The problem – Using the listing below, please gather every line containing the word "this".

Data shown –
▼▼▼
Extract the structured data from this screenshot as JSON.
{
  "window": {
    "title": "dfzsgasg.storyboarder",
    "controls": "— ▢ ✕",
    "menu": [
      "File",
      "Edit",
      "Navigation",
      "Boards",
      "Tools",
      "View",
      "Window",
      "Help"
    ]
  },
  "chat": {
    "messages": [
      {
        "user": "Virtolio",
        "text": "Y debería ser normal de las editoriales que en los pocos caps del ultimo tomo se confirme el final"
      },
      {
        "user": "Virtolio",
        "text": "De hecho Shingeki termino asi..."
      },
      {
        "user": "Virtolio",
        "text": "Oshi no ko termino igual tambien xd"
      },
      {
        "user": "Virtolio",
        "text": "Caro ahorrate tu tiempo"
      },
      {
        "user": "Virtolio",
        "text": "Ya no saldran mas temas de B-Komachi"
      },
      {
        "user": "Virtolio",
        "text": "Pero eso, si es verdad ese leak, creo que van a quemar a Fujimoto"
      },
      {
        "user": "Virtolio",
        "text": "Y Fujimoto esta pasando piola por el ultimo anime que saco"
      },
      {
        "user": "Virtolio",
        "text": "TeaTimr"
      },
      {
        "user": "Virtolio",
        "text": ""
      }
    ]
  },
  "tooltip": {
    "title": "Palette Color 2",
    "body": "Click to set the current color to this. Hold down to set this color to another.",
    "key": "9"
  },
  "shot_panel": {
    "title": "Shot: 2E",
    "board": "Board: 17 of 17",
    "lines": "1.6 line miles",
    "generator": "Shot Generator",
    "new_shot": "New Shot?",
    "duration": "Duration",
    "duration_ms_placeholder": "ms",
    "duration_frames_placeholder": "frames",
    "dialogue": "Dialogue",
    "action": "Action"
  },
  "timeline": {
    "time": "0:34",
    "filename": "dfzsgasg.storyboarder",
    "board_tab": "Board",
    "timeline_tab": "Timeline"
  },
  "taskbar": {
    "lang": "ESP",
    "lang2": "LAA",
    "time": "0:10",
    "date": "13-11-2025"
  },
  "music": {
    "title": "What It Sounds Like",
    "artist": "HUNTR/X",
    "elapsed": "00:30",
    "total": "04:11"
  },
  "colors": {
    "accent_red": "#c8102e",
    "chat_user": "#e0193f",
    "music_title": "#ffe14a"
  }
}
▲▲▲
Response below –
Extract the structured data from this screenshot as JSON.
    "body": "Click to set the current color to this. Hold down to set this color to another.",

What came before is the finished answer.